**EXERCISE:** What lines below mention the word "CERTIFIED"? Copy each one.

**DATA FOR THIS EXERCISE:**
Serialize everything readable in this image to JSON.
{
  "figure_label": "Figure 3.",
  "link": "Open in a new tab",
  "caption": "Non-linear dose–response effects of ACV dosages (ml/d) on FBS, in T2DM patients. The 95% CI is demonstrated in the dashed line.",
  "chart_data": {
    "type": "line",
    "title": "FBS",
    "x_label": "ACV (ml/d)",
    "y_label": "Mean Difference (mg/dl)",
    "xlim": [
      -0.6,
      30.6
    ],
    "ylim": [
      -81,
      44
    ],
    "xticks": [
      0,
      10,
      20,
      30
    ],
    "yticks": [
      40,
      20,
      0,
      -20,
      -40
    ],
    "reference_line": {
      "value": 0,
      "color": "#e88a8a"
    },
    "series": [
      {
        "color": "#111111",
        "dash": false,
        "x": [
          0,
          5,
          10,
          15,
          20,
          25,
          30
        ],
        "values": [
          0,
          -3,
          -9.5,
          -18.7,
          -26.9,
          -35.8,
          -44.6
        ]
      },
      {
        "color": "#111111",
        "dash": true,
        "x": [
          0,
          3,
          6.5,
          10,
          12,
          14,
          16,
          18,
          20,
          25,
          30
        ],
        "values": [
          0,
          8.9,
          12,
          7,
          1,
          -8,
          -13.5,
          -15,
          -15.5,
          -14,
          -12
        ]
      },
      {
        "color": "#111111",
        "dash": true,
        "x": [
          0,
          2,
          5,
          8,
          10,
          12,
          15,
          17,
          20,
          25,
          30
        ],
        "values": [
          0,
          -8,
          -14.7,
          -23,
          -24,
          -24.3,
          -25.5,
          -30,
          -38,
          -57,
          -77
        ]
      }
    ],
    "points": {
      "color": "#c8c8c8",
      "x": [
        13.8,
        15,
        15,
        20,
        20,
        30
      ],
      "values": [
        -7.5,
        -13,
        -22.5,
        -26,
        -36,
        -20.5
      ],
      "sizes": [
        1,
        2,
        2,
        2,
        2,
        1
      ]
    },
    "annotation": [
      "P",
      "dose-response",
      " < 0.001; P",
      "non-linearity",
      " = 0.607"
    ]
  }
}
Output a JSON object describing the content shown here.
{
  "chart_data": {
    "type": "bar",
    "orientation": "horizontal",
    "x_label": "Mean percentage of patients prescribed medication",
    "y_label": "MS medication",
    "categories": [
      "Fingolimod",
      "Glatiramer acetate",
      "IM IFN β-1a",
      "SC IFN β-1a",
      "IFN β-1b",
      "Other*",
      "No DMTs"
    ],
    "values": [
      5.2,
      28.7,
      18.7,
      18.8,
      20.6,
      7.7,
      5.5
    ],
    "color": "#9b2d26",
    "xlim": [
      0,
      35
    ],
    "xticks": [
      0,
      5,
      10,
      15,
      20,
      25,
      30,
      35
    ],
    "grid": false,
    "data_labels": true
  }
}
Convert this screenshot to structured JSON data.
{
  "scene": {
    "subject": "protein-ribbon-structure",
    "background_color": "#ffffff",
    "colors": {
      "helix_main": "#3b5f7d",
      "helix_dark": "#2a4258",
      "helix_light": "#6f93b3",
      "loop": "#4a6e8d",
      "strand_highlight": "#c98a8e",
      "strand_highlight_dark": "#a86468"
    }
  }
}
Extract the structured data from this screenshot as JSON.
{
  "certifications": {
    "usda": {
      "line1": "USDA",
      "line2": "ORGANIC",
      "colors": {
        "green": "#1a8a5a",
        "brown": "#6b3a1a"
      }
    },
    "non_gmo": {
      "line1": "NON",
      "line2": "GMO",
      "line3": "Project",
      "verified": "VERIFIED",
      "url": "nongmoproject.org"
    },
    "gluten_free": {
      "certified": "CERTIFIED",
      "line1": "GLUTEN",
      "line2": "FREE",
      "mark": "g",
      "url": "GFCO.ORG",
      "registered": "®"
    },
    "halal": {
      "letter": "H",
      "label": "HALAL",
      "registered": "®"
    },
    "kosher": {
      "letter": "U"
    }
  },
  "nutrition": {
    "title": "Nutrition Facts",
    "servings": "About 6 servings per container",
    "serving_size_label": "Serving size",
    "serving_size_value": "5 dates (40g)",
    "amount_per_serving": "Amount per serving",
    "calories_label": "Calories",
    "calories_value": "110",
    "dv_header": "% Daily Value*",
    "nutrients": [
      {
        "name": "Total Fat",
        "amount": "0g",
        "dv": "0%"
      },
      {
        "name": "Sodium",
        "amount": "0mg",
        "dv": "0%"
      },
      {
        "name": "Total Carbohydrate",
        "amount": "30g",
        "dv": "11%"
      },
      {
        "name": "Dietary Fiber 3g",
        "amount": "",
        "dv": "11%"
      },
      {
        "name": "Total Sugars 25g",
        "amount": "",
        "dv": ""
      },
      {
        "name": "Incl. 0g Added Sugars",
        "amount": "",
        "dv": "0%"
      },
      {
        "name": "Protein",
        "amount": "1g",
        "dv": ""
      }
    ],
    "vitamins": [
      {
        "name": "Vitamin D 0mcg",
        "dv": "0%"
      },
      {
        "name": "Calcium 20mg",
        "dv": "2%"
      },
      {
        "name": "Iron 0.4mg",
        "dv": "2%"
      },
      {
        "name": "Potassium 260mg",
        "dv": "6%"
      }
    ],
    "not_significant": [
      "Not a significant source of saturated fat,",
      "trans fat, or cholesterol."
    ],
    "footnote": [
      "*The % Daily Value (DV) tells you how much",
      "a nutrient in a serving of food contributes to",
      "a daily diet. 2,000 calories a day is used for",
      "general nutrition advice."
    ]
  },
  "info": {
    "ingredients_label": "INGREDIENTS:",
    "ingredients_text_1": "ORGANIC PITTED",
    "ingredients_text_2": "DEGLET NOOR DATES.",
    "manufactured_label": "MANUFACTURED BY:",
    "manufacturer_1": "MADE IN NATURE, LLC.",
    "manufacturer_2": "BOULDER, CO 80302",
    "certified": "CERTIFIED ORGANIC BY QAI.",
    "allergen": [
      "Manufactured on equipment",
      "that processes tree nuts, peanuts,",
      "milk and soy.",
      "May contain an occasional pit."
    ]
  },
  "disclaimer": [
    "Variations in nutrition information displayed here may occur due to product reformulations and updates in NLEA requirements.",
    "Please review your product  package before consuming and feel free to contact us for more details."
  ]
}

**RESULT OF THE EXERCISE:**
      "certified": "CERTIFIED",
    "certified": "CERTIFIED ORGANIC BY QAI.",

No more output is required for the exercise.